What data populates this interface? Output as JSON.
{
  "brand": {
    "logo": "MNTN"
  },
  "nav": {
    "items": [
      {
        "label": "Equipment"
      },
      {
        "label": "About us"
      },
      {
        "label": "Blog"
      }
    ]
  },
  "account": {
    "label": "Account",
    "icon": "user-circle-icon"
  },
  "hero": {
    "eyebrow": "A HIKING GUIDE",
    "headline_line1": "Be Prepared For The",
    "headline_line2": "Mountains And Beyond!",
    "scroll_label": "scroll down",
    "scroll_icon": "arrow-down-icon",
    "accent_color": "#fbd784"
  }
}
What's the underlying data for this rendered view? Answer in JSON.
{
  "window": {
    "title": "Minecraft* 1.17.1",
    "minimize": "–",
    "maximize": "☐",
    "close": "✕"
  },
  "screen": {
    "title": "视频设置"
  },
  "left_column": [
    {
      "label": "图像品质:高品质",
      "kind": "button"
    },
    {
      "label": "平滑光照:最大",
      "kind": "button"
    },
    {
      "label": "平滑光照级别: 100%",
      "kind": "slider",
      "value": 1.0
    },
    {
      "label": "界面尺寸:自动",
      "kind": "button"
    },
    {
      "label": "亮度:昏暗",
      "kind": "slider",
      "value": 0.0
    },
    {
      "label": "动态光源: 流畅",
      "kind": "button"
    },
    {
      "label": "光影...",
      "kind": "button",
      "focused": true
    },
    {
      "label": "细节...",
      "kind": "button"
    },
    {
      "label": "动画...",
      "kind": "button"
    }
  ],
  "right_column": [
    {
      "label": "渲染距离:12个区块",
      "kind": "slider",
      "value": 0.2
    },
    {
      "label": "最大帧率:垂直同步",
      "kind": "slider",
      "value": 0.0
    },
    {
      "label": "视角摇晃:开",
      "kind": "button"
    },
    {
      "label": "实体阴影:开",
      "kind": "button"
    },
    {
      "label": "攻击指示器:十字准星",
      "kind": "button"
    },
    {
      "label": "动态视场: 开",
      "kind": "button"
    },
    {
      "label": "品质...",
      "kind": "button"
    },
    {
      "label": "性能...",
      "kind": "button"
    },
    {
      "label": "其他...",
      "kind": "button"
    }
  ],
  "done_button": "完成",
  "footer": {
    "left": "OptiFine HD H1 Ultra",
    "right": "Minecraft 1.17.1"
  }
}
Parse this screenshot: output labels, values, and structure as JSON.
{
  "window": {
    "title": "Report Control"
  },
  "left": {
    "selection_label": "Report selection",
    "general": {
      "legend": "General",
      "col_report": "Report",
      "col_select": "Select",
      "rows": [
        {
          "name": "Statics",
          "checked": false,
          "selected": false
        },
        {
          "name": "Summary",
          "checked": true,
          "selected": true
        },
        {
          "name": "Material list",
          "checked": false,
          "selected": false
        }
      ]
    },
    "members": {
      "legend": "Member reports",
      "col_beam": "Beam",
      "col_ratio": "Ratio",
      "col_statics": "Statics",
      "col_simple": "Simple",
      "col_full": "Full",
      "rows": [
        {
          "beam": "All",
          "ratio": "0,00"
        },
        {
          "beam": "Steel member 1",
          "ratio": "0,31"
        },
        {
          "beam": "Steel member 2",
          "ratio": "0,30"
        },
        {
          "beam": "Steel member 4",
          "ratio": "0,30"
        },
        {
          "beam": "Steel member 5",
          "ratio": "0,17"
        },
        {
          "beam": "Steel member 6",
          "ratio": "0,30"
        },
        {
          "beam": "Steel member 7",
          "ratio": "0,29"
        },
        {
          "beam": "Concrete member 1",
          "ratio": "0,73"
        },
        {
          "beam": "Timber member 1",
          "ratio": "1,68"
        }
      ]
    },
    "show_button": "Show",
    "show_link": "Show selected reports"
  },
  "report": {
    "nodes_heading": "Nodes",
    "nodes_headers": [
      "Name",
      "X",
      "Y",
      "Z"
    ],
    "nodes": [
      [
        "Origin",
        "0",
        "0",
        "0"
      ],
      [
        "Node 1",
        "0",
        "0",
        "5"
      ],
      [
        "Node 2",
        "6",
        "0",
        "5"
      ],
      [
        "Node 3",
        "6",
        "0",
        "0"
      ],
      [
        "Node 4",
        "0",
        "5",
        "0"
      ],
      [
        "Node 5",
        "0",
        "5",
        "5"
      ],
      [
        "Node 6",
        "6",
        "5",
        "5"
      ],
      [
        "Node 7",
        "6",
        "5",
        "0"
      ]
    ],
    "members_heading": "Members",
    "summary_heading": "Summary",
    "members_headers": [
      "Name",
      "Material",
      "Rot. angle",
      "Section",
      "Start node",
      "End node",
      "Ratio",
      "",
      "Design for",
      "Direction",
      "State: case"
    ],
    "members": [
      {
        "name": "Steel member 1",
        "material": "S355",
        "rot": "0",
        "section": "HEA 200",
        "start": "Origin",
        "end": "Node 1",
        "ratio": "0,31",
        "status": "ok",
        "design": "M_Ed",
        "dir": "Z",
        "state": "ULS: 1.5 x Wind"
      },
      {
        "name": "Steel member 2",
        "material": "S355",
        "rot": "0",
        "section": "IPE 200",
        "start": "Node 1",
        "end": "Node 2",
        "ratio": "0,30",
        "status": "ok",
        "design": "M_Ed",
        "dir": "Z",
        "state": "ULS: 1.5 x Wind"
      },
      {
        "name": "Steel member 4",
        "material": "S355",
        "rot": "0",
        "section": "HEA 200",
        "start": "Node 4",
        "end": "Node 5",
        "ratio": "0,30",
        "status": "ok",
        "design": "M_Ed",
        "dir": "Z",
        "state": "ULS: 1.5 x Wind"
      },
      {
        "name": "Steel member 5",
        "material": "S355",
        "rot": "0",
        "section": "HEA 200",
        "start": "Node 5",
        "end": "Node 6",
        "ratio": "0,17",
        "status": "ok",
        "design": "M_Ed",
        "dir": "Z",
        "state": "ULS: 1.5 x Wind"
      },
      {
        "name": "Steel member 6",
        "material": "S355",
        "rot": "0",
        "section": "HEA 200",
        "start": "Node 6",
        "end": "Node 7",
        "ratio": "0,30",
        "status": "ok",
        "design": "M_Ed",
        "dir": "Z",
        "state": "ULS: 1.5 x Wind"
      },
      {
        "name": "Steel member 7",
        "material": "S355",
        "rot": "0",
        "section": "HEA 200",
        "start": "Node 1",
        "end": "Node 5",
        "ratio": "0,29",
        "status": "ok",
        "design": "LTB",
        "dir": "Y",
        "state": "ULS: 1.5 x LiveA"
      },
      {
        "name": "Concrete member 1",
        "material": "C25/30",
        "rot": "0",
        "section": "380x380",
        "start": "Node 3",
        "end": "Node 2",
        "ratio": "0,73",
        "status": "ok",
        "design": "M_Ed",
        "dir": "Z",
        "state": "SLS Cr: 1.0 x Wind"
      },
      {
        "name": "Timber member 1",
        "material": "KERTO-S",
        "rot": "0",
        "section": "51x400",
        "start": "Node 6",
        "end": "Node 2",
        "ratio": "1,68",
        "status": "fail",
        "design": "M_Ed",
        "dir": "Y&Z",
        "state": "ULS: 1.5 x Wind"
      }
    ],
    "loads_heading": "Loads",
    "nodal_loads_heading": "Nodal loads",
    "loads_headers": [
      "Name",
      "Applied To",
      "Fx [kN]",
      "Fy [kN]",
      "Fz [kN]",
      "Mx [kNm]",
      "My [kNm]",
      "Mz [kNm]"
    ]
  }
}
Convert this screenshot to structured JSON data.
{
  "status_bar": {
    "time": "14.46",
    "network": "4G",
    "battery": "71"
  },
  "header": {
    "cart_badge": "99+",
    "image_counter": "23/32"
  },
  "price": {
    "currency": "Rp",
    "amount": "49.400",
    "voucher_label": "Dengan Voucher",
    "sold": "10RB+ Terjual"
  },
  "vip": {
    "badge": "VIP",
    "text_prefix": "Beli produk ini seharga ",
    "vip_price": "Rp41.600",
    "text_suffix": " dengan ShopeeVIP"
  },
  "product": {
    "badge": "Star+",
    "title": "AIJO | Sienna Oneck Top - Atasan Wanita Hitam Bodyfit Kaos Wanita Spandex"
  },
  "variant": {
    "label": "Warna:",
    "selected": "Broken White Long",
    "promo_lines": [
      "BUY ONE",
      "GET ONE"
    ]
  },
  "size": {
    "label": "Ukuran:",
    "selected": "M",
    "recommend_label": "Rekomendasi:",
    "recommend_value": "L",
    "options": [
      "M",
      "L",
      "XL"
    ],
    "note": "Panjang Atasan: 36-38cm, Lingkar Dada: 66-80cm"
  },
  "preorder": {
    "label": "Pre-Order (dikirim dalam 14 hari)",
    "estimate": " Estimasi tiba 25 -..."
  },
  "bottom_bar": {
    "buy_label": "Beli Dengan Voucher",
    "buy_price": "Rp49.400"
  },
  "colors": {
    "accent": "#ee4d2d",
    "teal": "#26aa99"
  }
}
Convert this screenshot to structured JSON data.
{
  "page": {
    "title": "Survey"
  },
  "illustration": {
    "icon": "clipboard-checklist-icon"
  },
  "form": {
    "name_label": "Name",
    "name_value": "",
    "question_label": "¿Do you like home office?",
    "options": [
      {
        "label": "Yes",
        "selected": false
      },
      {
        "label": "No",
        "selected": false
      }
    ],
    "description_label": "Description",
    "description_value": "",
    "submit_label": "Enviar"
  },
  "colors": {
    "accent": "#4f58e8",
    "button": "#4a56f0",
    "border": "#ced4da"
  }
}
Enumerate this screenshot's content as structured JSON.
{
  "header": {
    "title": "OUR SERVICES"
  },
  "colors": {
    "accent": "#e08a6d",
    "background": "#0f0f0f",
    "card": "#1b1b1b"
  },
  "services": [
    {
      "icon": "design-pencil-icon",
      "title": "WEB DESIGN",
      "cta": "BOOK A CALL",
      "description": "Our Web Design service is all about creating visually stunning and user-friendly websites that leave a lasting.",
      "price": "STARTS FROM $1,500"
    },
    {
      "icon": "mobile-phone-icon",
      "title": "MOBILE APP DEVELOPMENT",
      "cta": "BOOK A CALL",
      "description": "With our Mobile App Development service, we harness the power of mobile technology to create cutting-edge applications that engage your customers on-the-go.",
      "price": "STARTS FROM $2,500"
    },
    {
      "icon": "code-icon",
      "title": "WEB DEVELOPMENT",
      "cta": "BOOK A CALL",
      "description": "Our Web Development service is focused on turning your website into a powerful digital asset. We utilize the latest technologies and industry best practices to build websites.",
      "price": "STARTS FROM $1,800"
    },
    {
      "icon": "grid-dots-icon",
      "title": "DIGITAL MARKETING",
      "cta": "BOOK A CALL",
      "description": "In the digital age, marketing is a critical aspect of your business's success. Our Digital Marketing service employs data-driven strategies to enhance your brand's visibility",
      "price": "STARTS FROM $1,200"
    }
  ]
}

_ _ _

=== Work instructions ===
Count every line bearing the word "reports"; report the total only.

=== Finished task ===
2